(Data extracted from a collection)
┄┄┄┄┄┄┄┄┄┄

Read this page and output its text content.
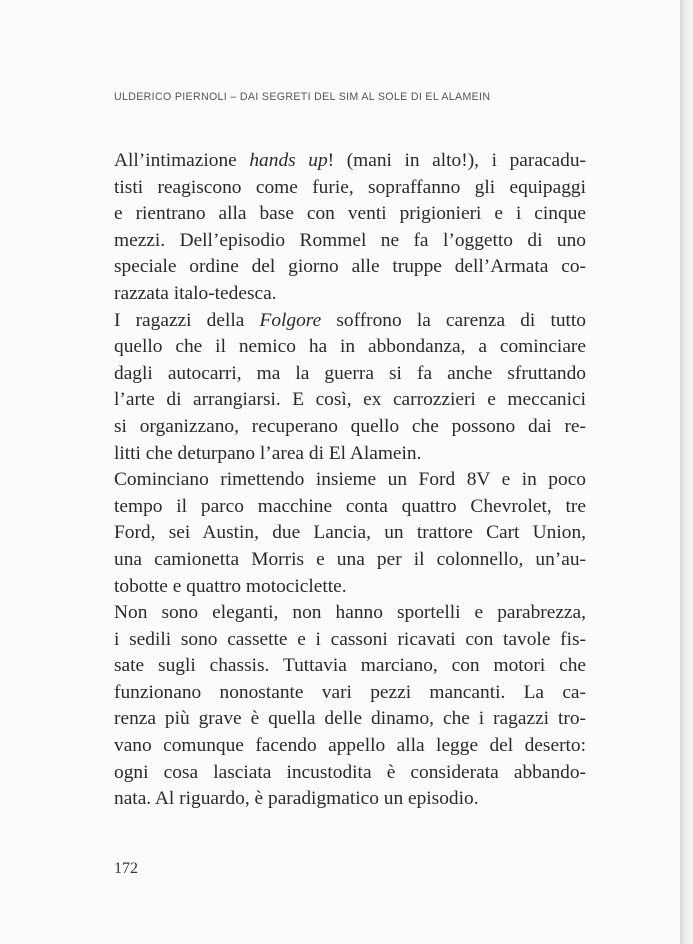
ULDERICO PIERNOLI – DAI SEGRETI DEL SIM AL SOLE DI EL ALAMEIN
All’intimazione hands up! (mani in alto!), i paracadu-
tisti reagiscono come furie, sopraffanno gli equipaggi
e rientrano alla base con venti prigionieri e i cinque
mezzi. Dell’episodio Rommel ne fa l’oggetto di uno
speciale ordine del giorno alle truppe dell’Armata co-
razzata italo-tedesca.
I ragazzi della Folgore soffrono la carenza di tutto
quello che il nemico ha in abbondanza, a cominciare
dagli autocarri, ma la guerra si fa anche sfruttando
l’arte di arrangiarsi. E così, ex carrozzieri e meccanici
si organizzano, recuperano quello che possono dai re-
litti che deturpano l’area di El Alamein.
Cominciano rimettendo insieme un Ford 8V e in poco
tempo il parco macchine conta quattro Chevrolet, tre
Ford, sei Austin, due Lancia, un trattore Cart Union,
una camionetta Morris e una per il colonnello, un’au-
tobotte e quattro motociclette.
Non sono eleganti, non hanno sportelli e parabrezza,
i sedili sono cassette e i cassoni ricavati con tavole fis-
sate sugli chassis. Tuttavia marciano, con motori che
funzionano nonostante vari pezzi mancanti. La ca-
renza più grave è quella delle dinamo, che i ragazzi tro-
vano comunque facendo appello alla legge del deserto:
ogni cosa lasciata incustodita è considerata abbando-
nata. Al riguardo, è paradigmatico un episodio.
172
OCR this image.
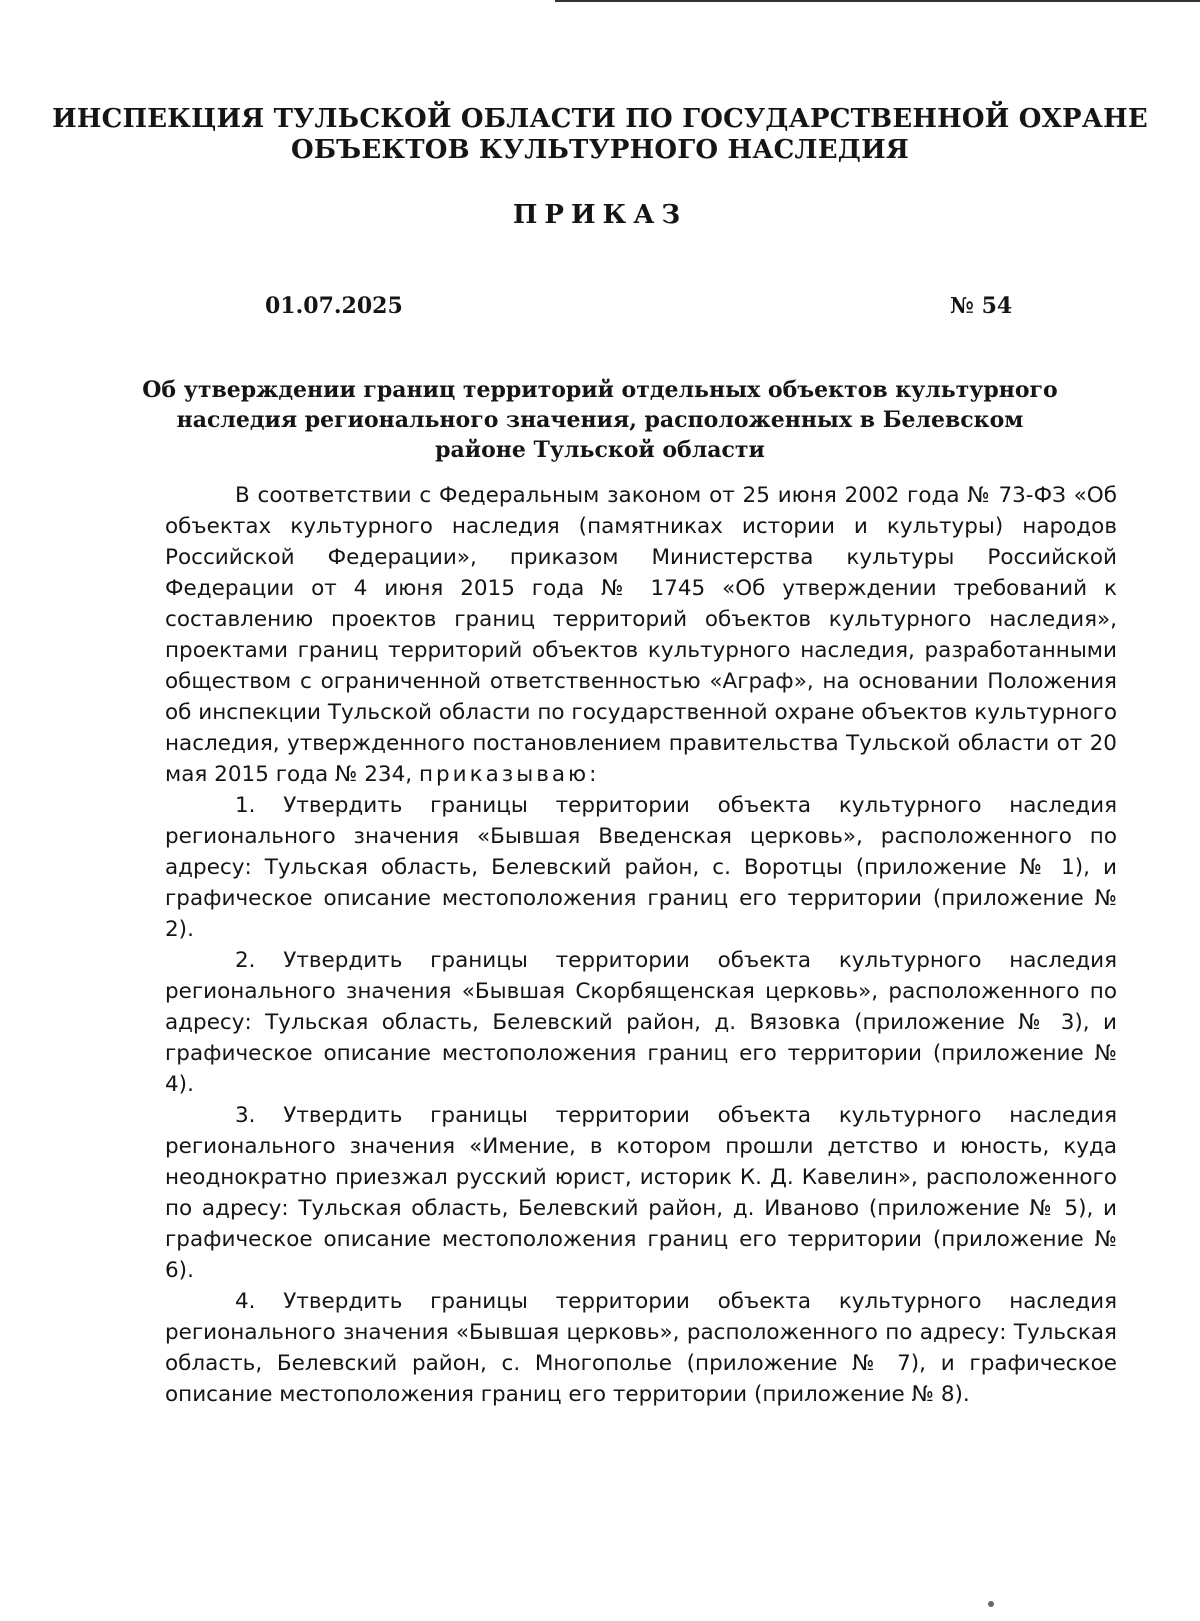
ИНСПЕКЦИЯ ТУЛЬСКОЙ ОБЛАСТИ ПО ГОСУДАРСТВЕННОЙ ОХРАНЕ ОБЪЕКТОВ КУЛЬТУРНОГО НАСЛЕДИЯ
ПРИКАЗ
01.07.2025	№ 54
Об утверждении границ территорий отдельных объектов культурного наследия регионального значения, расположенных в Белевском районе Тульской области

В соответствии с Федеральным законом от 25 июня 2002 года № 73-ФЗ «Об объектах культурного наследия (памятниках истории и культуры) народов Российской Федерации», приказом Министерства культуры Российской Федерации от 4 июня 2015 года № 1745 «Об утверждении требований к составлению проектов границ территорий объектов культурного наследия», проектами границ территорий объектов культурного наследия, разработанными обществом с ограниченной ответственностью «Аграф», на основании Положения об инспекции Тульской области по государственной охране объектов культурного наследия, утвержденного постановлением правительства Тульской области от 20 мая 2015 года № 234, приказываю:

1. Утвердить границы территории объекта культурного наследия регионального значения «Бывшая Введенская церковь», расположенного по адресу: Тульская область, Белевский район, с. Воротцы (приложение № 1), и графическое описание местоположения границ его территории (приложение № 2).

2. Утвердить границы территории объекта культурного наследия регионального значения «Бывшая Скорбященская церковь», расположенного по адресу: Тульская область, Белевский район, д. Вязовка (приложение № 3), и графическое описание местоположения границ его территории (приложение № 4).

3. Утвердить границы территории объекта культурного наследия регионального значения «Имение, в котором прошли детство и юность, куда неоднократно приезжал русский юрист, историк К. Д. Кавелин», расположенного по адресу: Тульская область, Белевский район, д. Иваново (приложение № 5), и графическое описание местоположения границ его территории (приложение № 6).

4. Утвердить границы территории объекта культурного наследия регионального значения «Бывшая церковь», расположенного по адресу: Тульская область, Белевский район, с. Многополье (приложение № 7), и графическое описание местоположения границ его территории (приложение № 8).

┄┄┄┄┄┄┄┄┄┄

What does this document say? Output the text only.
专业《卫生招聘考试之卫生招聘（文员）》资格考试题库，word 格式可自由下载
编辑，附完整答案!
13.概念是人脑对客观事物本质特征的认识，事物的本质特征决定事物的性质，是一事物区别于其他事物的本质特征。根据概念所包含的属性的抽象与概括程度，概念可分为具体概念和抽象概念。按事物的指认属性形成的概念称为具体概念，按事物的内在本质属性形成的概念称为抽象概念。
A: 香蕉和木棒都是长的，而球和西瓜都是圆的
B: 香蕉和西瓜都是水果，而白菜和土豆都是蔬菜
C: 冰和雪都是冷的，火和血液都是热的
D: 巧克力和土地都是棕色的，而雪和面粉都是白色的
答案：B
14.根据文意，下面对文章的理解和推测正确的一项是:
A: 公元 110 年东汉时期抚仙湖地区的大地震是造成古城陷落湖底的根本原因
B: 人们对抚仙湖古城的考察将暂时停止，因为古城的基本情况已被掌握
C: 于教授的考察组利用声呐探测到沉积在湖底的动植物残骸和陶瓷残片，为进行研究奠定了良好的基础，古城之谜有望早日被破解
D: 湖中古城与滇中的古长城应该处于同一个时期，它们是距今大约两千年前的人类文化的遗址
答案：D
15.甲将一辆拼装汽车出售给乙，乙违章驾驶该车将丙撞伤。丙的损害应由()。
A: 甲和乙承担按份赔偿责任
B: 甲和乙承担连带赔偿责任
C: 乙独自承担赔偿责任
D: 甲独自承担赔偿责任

┄┄┄┄┄┄┄┄┄┄

Look through the listing and extract every line with "alla" in it.

Written solution:
e rientrano alla base con venti prigionieri e i cinque
vano comunque facendo appello alla legge del deserto:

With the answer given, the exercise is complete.